■ **Goal of the exercise**
Take from the listing each line that has the string "JSON".

Dataset listings of figures

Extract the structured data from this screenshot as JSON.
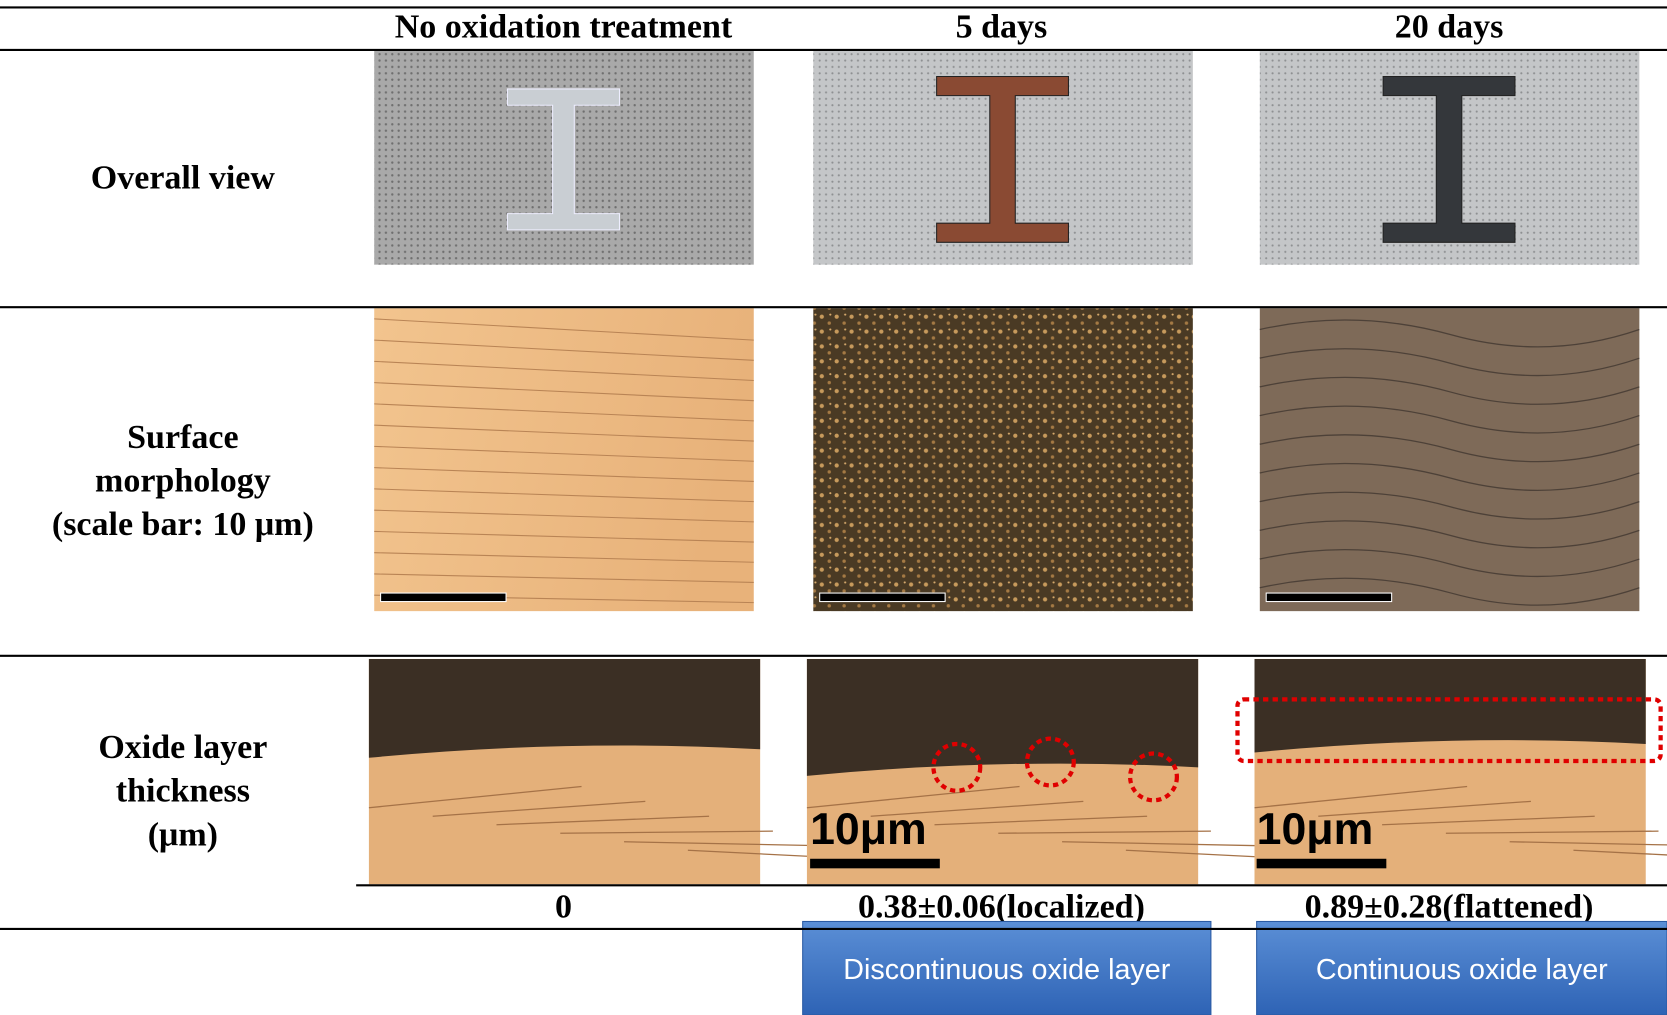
{
  "table": {
    "header": [
      "No oxidation treatment",
      "5 days",
      "20 days"
    ],
    "rows": [
      {
        "label": [
          "Overall view"
        ]
      },
      {
        "label": [
          "Surface",
          "morphology",
          "(scale bar: 10 μm)"
        ]
      },
      {
        "label": [
          "Oxide layer",
          "thickness",
          "(μm)"
        ],
        "values": [
          "0",
          "0.38±0.06(localized)",
          "0.89±0.28(flattened)"
        ],
        "scale_labels": [
          "10μm",
          "10μm"
        ]
      }
    ]
  },
  "callouts": [
    "Discontinuous oxide layer",
    "Continuous oxide layer"
  ]
}
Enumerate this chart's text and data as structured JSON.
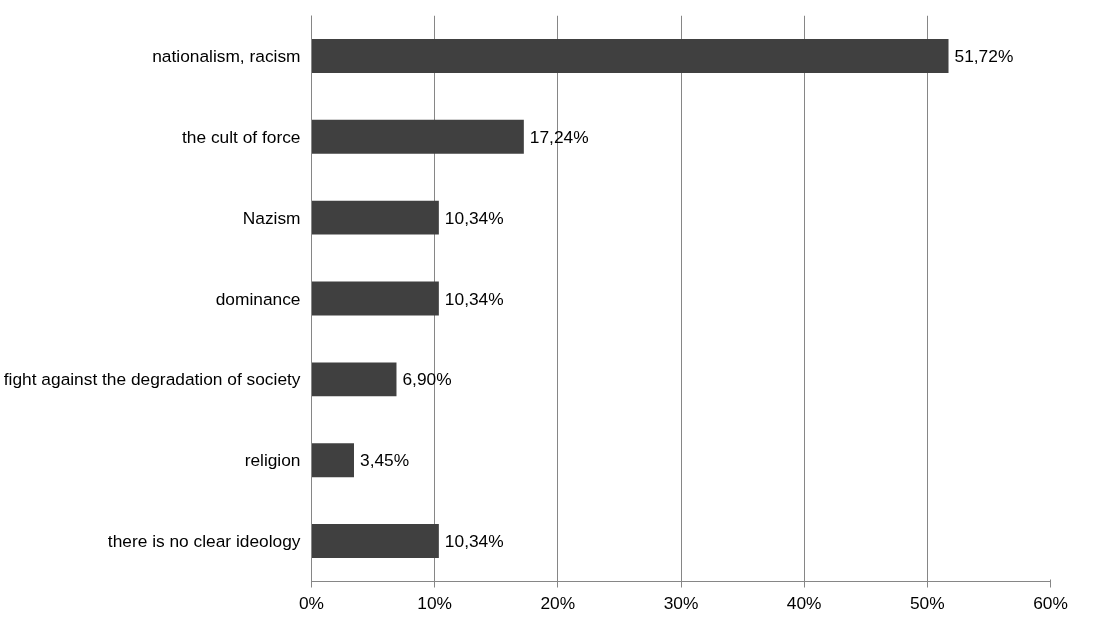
{
  "chart_data": {
    "type": "bar",
    "orientation": "horizontal",
    "categories": [
      "nationalism, racism",
      "the cult of force",
      "Nazism",
      "dominance",
      "fight against the degradation of society",
      "religion",
      "there is no clear ideology"
    ],
    "values": [
      51.72,
      17.24,
      10.34,
      10.34,
      6.9,
      3.45,
      10.34
    ],
    "value_labels": [
      "51,72%",
      "17,24%",
      "10,34%",
      "10,34%",
      "6,90%",
      "3,45%",
      "10,34%"
    ],
    "color": "#404040",
    "xlim": [
      0,
      60
    ],
    "xticks": [
      {
        "value": 0,
        "label": "0%"
      },
      {
        "value": 10,
        "label": "10%"
      },
      {
        "value": 20,
        "label": "20%"
      },
      {
        "value": 30,
        "label": "30%"
      },
      {
        "value": 40,
        "label": "40%"
      },
      {
        "value": 50,
        "label": "50%"
      },
      {
        "value": 60,
        "label": "60%"
      }
    ],
    "grid": "x"
  }
}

■ **Response to this exercise**
Extract the structured data from this screenshot as JSON.
Enumerate this chart's text and data as structured JSON.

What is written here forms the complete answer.